__Direction__:
Determine how many lines hold "subpixel" and give only that number.

__Material shown__:
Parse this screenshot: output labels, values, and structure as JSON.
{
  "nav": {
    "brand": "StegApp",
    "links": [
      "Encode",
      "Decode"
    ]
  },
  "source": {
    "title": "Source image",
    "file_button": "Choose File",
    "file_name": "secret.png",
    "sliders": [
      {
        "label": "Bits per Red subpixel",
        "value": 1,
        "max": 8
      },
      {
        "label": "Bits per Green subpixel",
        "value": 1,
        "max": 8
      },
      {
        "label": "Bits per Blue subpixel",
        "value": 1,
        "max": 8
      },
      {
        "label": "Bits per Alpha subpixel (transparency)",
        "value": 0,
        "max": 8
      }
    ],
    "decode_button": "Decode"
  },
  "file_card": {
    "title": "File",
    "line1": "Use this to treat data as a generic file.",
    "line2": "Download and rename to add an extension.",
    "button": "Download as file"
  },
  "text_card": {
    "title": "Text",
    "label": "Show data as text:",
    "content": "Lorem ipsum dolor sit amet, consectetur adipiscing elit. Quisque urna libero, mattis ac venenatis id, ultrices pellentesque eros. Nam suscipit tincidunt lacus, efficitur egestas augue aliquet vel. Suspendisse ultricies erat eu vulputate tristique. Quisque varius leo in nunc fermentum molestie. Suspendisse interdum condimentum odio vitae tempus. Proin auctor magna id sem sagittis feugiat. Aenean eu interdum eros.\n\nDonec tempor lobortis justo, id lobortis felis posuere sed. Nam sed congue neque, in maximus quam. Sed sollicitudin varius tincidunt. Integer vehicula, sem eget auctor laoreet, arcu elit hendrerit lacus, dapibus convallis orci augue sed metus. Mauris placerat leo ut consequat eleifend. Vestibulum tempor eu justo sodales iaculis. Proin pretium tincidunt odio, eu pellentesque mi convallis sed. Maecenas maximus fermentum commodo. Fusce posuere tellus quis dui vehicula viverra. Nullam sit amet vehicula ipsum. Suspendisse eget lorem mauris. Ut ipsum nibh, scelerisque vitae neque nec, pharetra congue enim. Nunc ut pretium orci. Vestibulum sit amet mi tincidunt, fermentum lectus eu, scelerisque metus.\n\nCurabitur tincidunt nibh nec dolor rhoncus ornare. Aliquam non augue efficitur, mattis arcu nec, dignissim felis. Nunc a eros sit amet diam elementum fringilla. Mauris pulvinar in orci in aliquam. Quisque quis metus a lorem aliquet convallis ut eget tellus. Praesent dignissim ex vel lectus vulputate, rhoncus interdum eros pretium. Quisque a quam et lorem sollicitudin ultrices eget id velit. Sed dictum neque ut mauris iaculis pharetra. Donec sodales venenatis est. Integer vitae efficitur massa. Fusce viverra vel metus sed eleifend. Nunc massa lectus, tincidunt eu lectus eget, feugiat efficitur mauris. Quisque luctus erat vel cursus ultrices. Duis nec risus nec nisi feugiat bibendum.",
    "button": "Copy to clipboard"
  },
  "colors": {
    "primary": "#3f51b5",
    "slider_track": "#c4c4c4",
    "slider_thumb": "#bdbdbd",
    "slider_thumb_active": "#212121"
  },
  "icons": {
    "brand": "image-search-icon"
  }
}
--
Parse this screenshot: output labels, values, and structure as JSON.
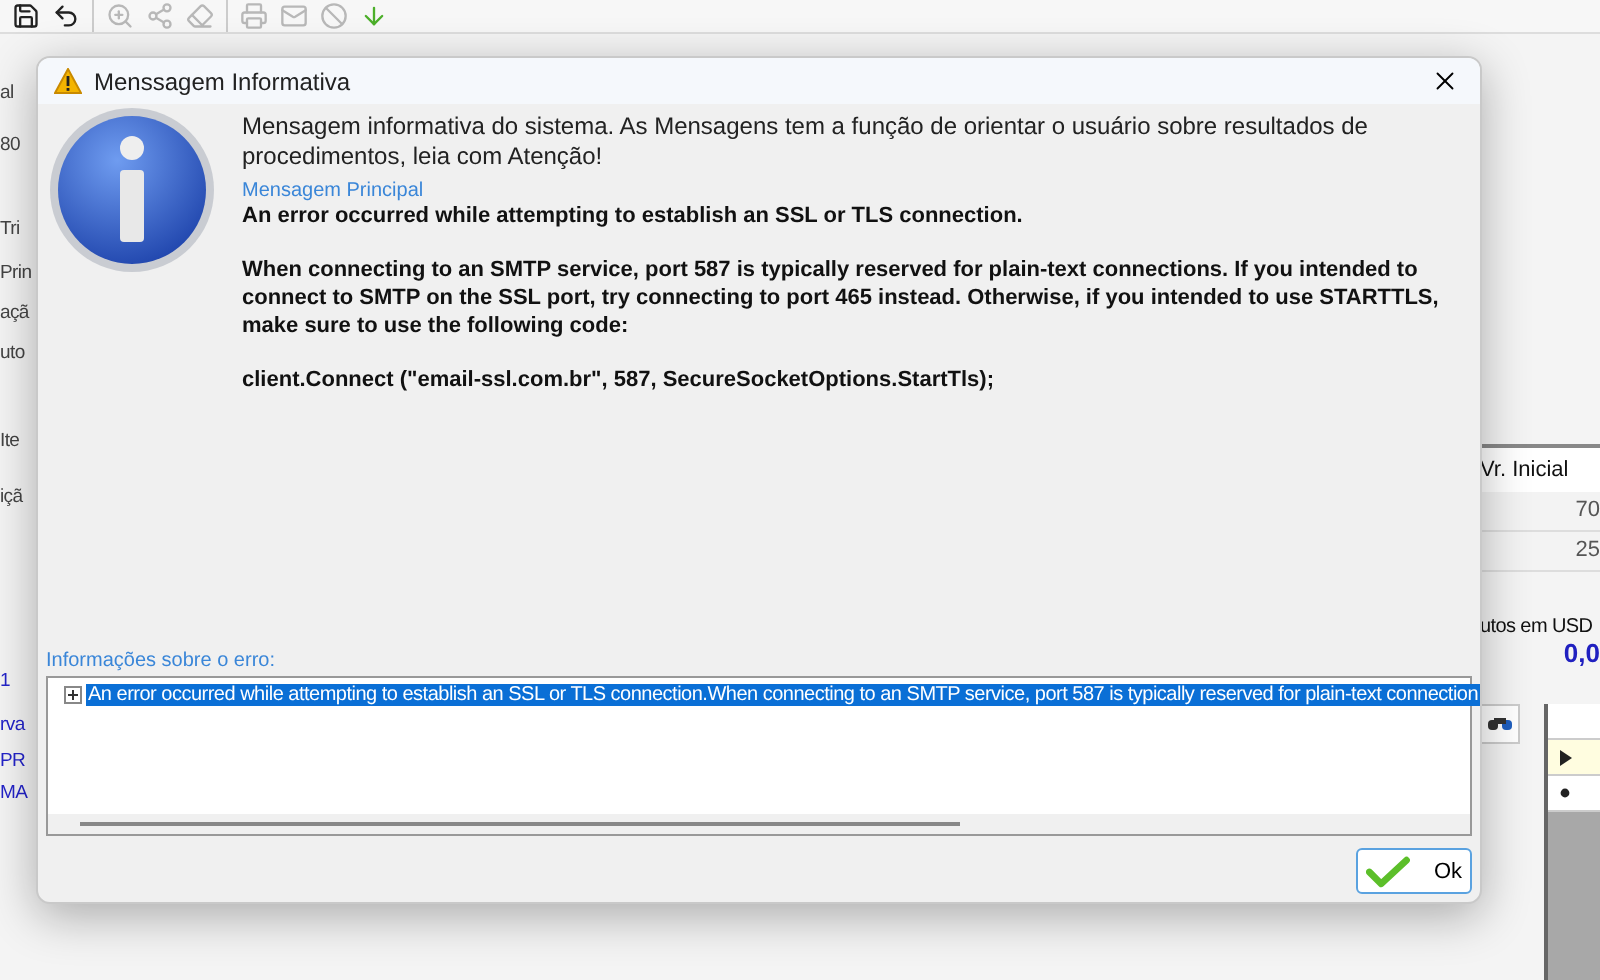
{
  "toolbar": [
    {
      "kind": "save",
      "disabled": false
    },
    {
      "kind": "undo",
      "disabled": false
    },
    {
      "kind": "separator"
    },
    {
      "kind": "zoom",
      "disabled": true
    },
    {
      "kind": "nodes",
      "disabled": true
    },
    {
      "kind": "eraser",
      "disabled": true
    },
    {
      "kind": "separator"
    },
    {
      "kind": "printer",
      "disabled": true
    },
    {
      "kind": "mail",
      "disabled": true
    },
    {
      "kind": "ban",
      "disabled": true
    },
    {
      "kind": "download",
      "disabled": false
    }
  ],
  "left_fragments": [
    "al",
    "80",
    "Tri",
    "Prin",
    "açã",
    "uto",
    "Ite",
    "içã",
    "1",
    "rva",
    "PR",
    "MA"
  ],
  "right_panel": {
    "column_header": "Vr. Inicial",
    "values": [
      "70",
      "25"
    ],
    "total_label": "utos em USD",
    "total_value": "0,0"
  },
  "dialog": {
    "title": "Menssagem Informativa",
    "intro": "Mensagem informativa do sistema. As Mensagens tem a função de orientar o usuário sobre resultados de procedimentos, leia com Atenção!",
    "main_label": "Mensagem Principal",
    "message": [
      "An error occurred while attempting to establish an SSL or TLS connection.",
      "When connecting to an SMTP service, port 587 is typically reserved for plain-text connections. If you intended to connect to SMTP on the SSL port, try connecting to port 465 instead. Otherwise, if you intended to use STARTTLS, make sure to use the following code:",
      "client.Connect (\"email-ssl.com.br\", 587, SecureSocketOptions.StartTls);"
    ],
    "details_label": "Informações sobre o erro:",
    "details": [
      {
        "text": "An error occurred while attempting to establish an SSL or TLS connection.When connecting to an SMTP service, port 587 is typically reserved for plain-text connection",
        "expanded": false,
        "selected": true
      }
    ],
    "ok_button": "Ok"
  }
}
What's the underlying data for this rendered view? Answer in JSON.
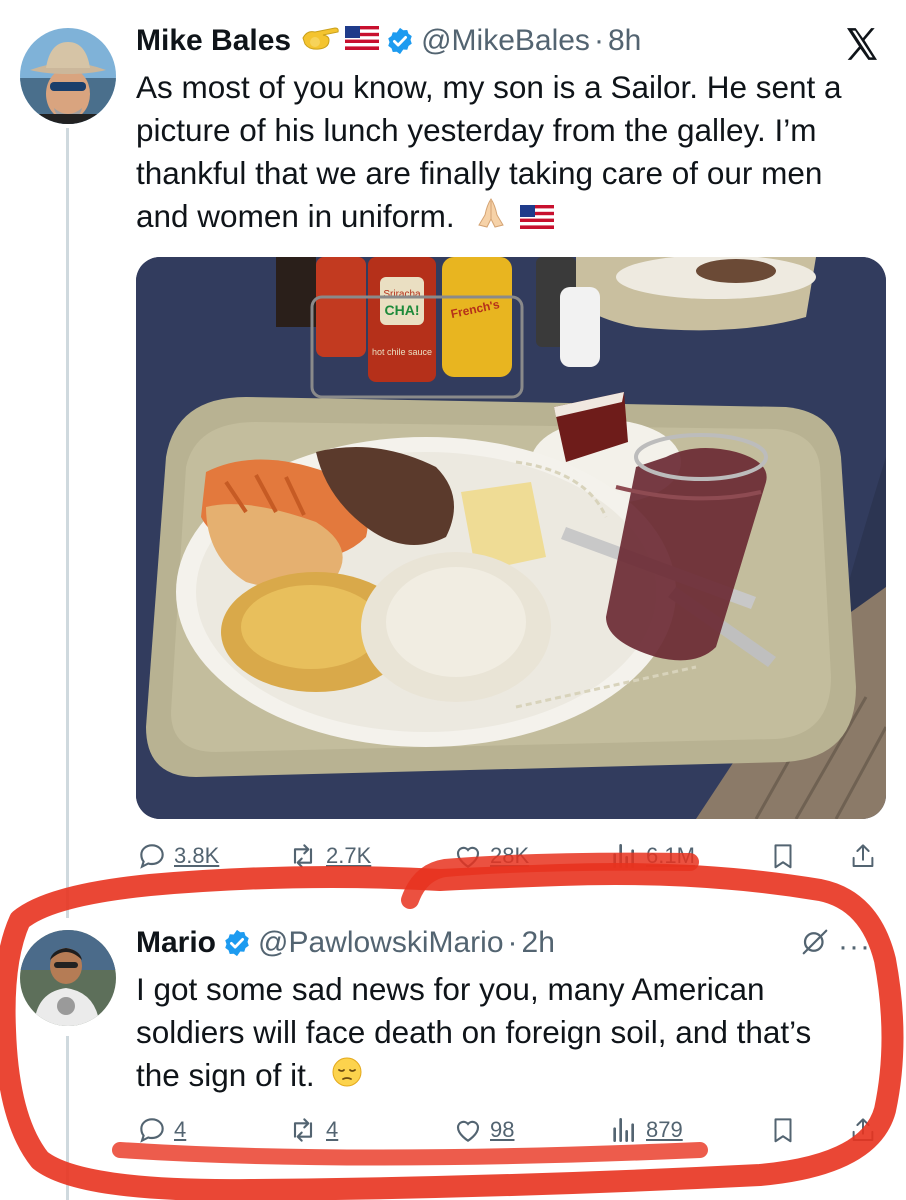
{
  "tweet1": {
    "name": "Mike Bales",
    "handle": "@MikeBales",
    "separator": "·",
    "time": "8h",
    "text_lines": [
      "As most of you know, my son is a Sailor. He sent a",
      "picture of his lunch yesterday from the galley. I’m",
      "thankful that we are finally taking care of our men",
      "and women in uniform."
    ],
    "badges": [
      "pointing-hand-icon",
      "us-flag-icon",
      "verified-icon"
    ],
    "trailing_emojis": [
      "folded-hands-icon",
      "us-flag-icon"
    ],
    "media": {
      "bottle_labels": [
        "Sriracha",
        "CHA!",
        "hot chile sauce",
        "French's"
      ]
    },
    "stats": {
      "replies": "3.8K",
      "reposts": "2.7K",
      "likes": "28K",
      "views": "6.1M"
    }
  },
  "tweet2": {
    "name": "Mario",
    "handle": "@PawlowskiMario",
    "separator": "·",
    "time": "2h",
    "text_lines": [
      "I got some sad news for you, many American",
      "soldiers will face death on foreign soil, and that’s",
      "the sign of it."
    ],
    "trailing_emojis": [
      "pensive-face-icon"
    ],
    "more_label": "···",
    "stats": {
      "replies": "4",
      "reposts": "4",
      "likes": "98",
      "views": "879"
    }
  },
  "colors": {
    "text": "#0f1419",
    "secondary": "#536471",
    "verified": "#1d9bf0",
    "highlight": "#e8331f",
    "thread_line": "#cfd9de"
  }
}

__Correct output__:
4